Extracts from a graphics dataset
__________

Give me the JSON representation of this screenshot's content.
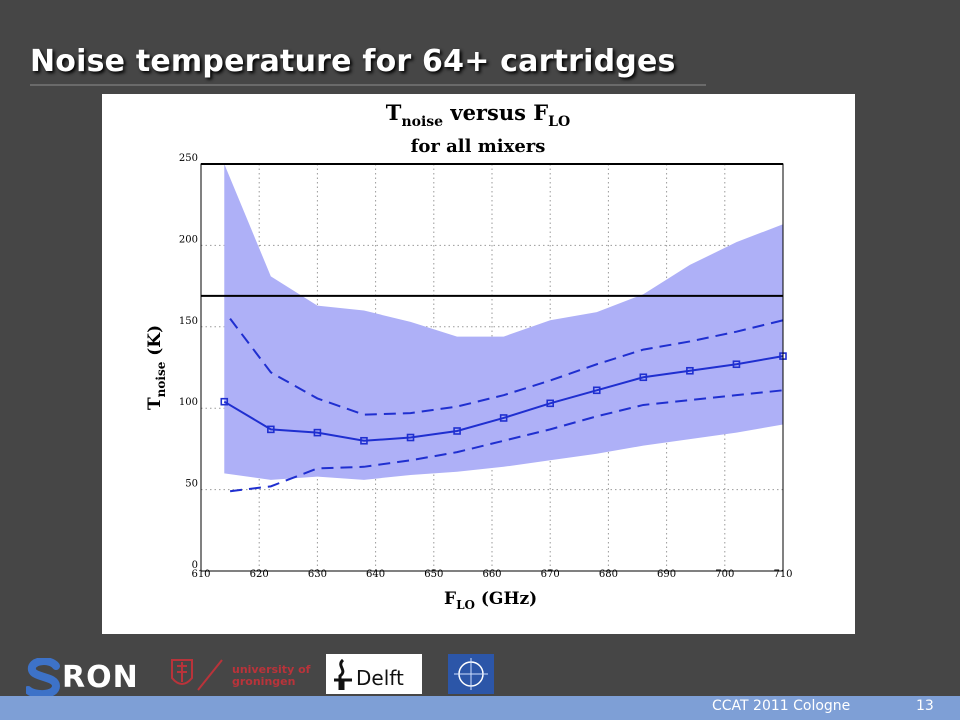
{
  "slide": {
    "title": "Noise temperature for 64+ cartridges"
  },
  "footer": {
    "text": "CCAT 2011 Cologne",
    "page_number": "13"
  },
  "logos": {
    "sron": "RON",
    "groningen": "university of groningen",
    "tudelft": "Delft"
  },
  "chart_data": {
    "type": "line",
    "title_line1_main": "T",
    "title_line1_sub": "noise",
    "title_line1_mid": " versus F",
    "title_line1_sub2": "LO",
    "title_line2": "for all mixers",
    "xlabel_main": "F",
    "xlabel_sub": "LO",
    "xlabel_unit": " (GHz)",
    "ylabel_main": "T",
    "ylabel_sub": "noise",
    "ylabel_unit": " (K)",
    "xlim": [
      610,
      710
    ],
    "ylim": [
      0,
      250
    ],
    "x_ticks": [
      610,
      620,
      630,
      640,
      650,
      660,
      670,
      680,
      690,
      700,
      710
    ],
    "y_ticks": [
      0,
      50,
      100,
      150,
      200,
      250
    ],
    "grid": true,
    "horizontal_line_y": 169,
    "colors": {
      "band": "#aeb0f7",
      "series": "#1f2fd0",
      "spec_line": "#000000",
      "grid": "#9a9a9a"
    },
    "band": {
      "x": [
        614,
        622,
        630,
        638,
        646,
        654,
        662,
        670,
        678,
        686,
        694,
        702,
        710
      ],
      "upper": [
        250,
        181,
        163,
        160,
        153,
        144,
        144,
        154,
        159,
        170,
        188,
        202,
        213
      ],
      "lower": [
        60,
        56,
        58,
        56,
        59,
        61,
        64,
        68,
        72,
        77,
        81,
        85,
        90
      ]
    },
    "series": [
      {
        "style": "solid-markers",
        "x": [
          614,
          622,
          630,
          638,
          646,
          654,
          662,
          670,
          678,
          686,
          694,
          702,
          710
        ],
        "values": [
          104,
          87,
          85,
          80,
          82,
          86,
          94,
          103,
          111,
          119,
          123,
          127,
          132
        ]
      },
      {
        "style": "dashed",
        "x": [
          615,
          622,
          630,
          638,
          646,
          654,
          662,
          670,
          678,
          686,
          694,
          702,
          710
        ],
        "values": [
          155,
          122,
          106,
          96,
          97,
          101,
          108,
          117,
          127,
          136,
          141,
          147,
          154
        ]
      },
      {
        "style": "dashed",
        "x": [
          615,
          622,
          630,
          638,
          646,
          654,
          662,
          670,
          678,
          686,
          694,
          702,
          710
        ],
        "values": [
          49,
          52,
          63,
          64,
          68,
          73,
          80,
          87,
          95,
          102,
          105,
          108,
          111
        ]
      }
    ]
  }
}
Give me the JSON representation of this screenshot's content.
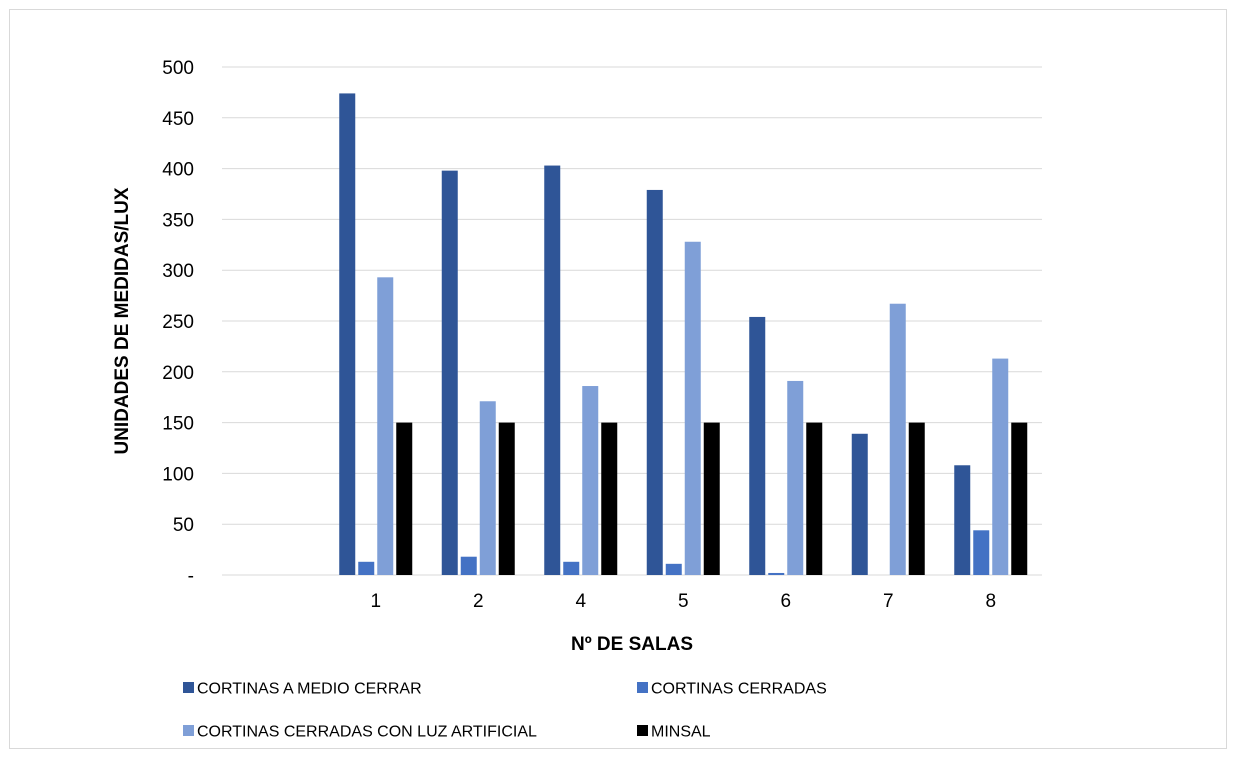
{
  "chart_data": {
    "type": "bar",
    "xlabel": "Nº DE SALAS",
    "ylabel": "UNIDADES DE MEDIDAS/LUX",
    "ylim": [
      0,
      500
    ],
    "y_ticks": [
      {
        "value": 0,
        "label": "-"
      },
      {
        "value": 50,
        "label": "50"
      },
      {
        "value": 100,
        "label": "100"
      },
      {
        "value": 150,
        "label": "150"
      },
      {
        "value": 200,
        "label": "200"
      },
      {
        "value": 250,
        "label": "250"
      },
      {
        "value": 300,
        "label": "300"
      },
      {
        "value": 350,
        "label": "350"
      },
      {
        "value": 400,
        "label": "400"
      },
      {
        "value": 450,
        "label": "450"
      },
      {
        "value": 500,
        "label": "500"
      }
    ],
    "grid": true,
    "legend_position": "bottom",
    "categories": [
      "",
      "1",
      "2",
      "4",
      "5",
      "6",
      "7",
      "8"
    ],
    "series": [
      {
        "name": "CORTINAS A MEDIO CERRAR",
        "color": "#2f5597",
        "values": [
          null,
          474,
          398,
          403,
          379,
          254,
          139,
          108
        ]
      },
      {
        "name": "CORTINAS CERRADAS",
        "color": "#4472c4",
        "values": [
          null,
          13,
          18,
          13,
          11,
          2,
          0,
          44
        ]
      },
      {
        "name": "CORTINAS CERRADAS CON LUZ ARTIFICIAL",
        "color": "#7f9fd7",
        "values": [
          null,
          293,
          171,
          186,
          328,
          191,
          267,
          213
        ]
      },
      {
        "name": "MINSAL",
        "color": "#000000",
        "values": [
          null,
          150,
          150,
          150,
          150,
          150,
          150,
          150
        ]
      }
    ]
  }
}
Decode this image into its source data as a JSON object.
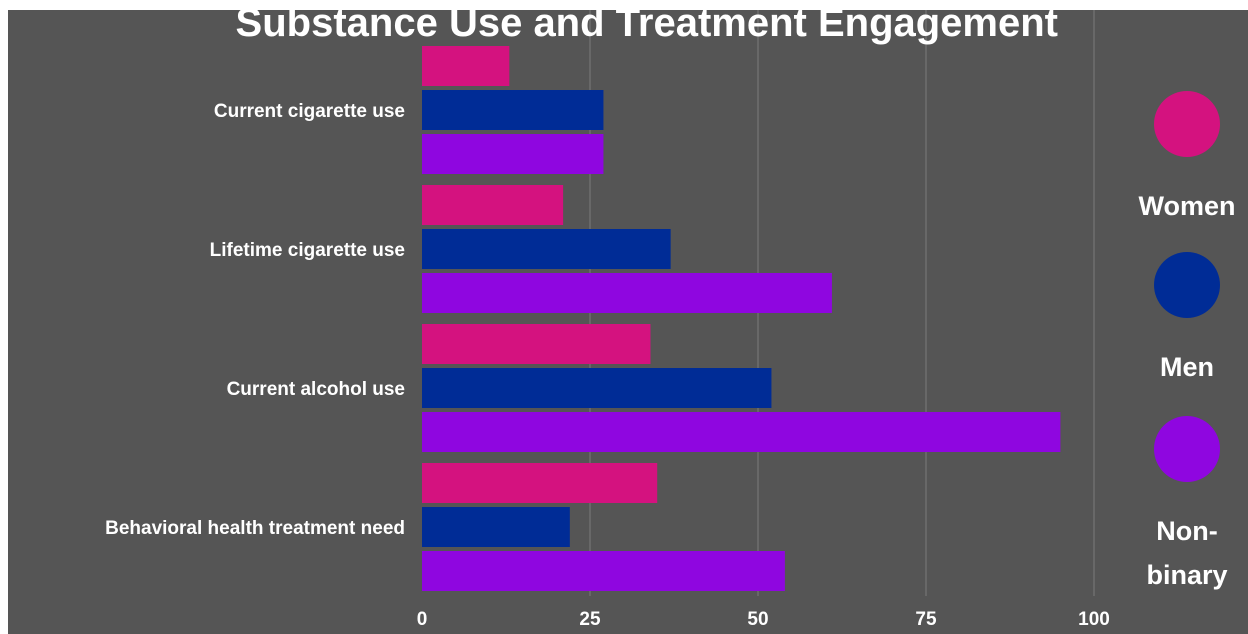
{
  "chart_data": {
    "type": "bar",
    "orientation": "horizontal",
    "title": "Substance Use and Treatment Engagement",
    "categories": [
      "Current cigarette use",
      "Lifetime cigarette use",
      "Current alcohol use",
      "Behavioral health treatment need"
    ],
    "series": [
      {
        "name": "Women",
        "color": "#d4127f",
        "values": [
          13,
          21,
          34,
          35
        ]
      },
      {
        "name": "Men",
        "color": "#002c96",
        "values": [
          27,
          37,
          52,
          22
        ]
      },
      {
        "name": "Non-binary",
        "color": "#8f06e0",
        "values": [
          27,
          61,
          95,
          54
        ]
      }
    ],
    "x_ticks": [
      "0",
      "25",
      "50",
      "75",
      "100"
    ],
    "xlim": [
      0,
      100
    ],
    "grid": true,
    "legend_placement": "right",
    "background_color": "#555555"
  },
  "legend": {
    "women_label": "Women",
    "men_label": "Men",
    "nonbinary_line1": "Non-",
    "nonbinary_line2": "binary"
  }
}
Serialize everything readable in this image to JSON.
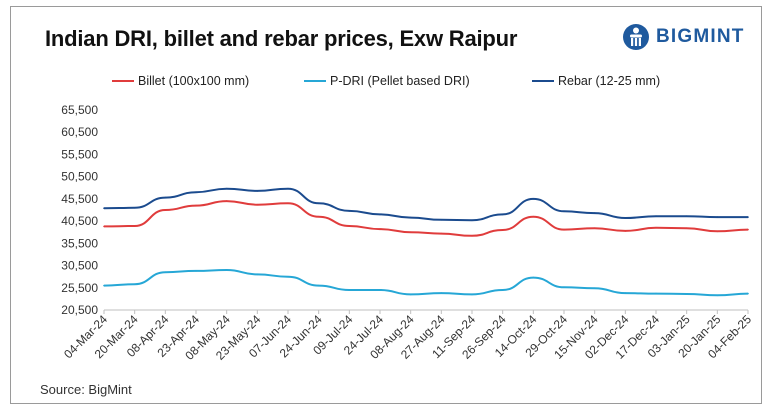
{
  "header": {
    "title": "Indian DRI, billet and rebar prices, Exw Raipur",
    "logo_text": "BIGMINT"
  },
  "source": "Source: BigMint",
  "colors": {
    "billet": "#e03c3c",
    "pdri": "#26a7d6",
    "rebar": "#1b4b8e",
    "logo": "#1f5a9e"
  },
  "chart_data": {
    "type": "line",
    "title": "Indian DRI, billet and rebar prices, Exw Raipur",
    "xlabel": "",
    "ylabel": "",
    "ylim": [
      20500,
      65500
    ],
    "y_ticks": [
      "65,500",
      "60,500",
      "55,500",
      "50,500",
      "45,500",
      "40,500",
      "35,500",
      "30,500",
      "25,500",
      "20,500"
    ],
    "y_tick_values": [
      65500,
      60500,
      55500,
      50500,
      45500,
      40500,
      35500,
      30500,
      25500,
      20500
    ],
    "categories": [
      "04-Mar-24",
      "20-Mar-24",
      "08-Apr-24",
      "23-Apr-24",
      "08-May-24",
      "23-May-24",
      "07-Jun-24",
      "24-Jun-24",
      "09-Jul-24",
      "24-Jul-24",
      "08-Aug-24",
      "27-Aug-24",
      "11-Sep-24",
      "26-Sep-24",
      "14-Oct-24",
      "29-Oct-24",
      "15-Nov-24",
      "02-Dec-24",
      "17-Dec-24",
      "03-Jan-25",
      "20-Jan-25",
      "04-Feb-25"
    ],
    "grid": false,
    "legend_position": "top",
    "series": [
      {
        "name": "Billet (100x100 mm)",
        "color": "#e03c3c",
        "values": [
          39300,
          39400,
          43000,
          44000,
          45000,
          44200,
          44500,
          41500,
          39400,
          38700,
          38000,
          37700,
          37200,
          38500,
          41500,
          38600,
          38900,
          38300,
          39000,
          38900,
          38200,
          38600
        ]
      },
      {
        "name": "P-DRI (Pellet based DRI)",
        "color": "#26a7d6",
        "values": [
          26000,
          26300,
          29000,
          29300,
          29500,
          28500,
          28000,
          26000,
          25000,
          25000,
          24000,
          24300,
          24000,
          25000,
          27800,
          25600,
          25400,
          24300,
          24200,
          24100,
          23800,
          24200
        ]
      },
      {
        "name": "Rebar (12-25 mm)",
        "color": "#1b4b8e",
        "values": [
          43400,
          43500,
          45800,
          47000,
          47800,
          47300,
          47800,
          44500,
          42800,
          42000,
          41300,
          40800,
          40700,
          42000,
          45500,
          42700,
          42300,
          41200,
          41600,
          41600,
          41400,
          41400
        ]
      }
    ]
  }
}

__________

(Task details): Identify the lines above that contain the word "source", then copy them.

(Result):
Decode this image into its source data as a JSON object.
  "source": "Source: BigMint",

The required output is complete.